* **Текст для чтения**:
--------------------

Троян – это некий частный случай среди представлений древних о трёхликих, трёхтелых и трёхголовых, а то и вовсе просто третих по очерёдности мифологических персонажах, которые были распространены повсеместно. И потому, когда тот же Пётр Альбин сообщает в своей хронике 1590 г., что «в области Мейссена в некоторых местах находятся старые изображения, высеченные из камня, с тремя лицами» и ниже уточняет «с тремя лицами под одной макушкой», мы задаёмся вопросом, непременно ли они восходят к славянам.

Кстати, у западных славян, как и у тех же ведических арьев, многие божества многоголовы и многолики, но почему-то лишь одно именуется с точки зрения количества «голов». Нет среди имён ни Семиглава и Осьмирука (Руевита), ни Пятиглава, ни Четырехглава…

Саксон Грамматик свидетельствует: «…Отряд спутников епископа [Абсалона] рьяно двинулся к изваянию Поревита, которое почиталось в ближайшем храме. Он был изображен с пятью головами, но безоружным. Срубив его, вошли в храм Поренута. Эта статуя имела четыре лица, а пятое на груди и касалась его лба левой, а подбородка правой рукой. Её с помощью служителей епископ поверг ударами секир» (Saxonis, 1839, р. 841–843).

--------------------

* **Что требуется**:
Продолжите текст о многоголовых божествах славян, начав сразу после цитаты из Саксона Грамматика.

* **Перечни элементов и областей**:
--------------------

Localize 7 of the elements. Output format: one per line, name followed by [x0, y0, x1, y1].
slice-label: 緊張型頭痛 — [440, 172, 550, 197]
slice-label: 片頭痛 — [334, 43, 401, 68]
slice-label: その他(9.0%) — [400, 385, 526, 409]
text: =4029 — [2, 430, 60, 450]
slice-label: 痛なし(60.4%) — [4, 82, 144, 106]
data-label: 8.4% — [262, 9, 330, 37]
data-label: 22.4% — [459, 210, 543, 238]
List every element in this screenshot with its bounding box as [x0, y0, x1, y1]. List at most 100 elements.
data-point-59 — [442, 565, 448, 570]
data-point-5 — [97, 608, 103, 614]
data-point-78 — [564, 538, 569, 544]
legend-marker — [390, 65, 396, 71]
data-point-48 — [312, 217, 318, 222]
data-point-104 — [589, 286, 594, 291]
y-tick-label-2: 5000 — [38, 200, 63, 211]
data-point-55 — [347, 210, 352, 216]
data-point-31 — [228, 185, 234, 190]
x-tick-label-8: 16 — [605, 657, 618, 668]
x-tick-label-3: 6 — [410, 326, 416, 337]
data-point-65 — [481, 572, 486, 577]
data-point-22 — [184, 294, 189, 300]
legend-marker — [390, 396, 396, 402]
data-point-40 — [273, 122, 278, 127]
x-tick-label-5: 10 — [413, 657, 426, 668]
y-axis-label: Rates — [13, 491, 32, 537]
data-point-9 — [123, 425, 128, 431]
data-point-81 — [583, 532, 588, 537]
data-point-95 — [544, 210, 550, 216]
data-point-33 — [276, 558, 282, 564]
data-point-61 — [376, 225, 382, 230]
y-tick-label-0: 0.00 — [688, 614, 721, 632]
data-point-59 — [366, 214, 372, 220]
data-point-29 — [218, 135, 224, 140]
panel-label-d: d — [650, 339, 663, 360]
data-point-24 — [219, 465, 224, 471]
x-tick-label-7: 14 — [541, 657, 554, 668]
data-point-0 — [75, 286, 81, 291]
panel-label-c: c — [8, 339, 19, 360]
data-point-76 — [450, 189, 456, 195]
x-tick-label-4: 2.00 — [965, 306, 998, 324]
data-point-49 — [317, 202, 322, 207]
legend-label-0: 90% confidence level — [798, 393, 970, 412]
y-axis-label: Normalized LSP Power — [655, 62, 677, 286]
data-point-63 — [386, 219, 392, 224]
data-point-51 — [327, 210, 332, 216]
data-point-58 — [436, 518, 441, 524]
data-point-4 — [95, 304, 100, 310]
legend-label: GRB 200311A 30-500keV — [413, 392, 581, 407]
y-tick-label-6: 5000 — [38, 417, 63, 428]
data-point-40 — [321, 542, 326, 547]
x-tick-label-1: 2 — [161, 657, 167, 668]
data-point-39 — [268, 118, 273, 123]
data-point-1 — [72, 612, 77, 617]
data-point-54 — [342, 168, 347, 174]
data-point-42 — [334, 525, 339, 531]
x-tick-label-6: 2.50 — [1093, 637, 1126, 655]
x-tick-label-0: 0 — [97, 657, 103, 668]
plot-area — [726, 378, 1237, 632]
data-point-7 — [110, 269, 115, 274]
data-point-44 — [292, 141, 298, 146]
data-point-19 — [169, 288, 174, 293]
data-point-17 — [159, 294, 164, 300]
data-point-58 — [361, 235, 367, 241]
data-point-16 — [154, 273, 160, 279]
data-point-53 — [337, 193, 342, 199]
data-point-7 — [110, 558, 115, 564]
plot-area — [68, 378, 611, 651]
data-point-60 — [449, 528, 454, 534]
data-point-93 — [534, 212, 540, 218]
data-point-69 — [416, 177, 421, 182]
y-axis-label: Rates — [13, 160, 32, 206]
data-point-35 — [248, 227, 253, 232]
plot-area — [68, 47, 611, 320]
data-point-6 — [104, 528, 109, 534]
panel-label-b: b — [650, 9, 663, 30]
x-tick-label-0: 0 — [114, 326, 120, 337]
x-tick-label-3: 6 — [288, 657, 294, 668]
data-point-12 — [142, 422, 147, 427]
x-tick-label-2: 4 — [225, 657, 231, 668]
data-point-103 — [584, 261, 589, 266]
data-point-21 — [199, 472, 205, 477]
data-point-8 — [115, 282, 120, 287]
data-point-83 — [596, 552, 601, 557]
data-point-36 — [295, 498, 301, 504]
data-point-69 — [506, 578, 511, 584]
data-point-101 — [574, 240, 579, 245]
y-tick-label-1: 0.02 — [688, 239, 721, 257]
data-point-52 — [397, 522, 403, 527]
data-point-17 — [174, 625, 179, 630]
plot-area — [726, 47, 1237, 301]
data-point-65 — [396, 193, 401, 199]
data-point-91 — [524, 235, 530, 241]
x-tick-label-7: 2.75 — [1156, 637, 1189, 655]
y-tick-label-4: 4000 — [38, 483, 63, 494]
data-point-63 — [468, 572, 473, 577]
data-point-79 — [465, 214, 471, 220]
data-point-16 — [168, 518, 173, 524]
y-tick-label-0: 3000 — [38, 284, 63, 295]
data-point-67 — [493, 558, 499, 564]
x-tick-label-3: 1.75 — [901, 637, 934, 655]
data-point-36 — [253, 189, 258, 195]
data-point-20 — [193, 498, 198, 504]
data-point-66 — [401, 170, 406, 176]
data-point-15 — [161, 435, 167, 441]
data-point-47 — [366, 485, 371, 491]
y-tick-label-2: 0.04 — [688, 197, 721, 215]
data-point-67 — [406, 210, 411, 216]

--------------------

* **Ответ**:
А уж чего, казалось бы, проще: назвать того же Световита «Четырёхликим». Может быть, христианские авторы только решили, что Триглав – божество, но Триглав – не отдельный, пусть даже высший бог, а собственно принцип единства и противоположности трёх его составляющих вроде Тримурти? (Гаврилов, Наговицын, 2002, с. 190–233).

Однако… очень авторитетный филолог А. Н. Веселовский (2006) в примечании на с. 113 к работе «Св. Георгий в легенде, песне и обряде» пишет: «Обратим, кстати, внимание на украинское сказание, будто лунные пятна – пастух Kotar, любимец богини Триглавы (?), перенесенный ею на месяц, который он поливает водою и тем заставляет расти». И что, собственно говоря, делать с подобным известием? Возможно, что и ничего, если такое сказание имеет книжное происхождение.

Может, и так, поскольку названные выше источники XII–XIV вв. не знают богини, но свидетельствуют о трёхголовом идоле. Или всё же трёхтелом?

Бранденбургский хронист XVI в. Захариас Гарцеус сообщал: «В этом храме (на г. Гартунгсберг в Бранденбурге. – Авт.) стоял тройной идол, названный Тригла, которому вандалы с величайшим почтением поклонялись. Это было изваяние Дианы, ведь, как известно из Евстафия, греческого писателя, Диана также называлась Тригла. Этот же идол был через несколько лет после того увезен Христианом, королем датчан, когда тот изгнанником прибыл в [Бранденбургскую] Марку» (Palm Т. Op. cit. S. 97; цит. по: Матерь Лада, с. 416).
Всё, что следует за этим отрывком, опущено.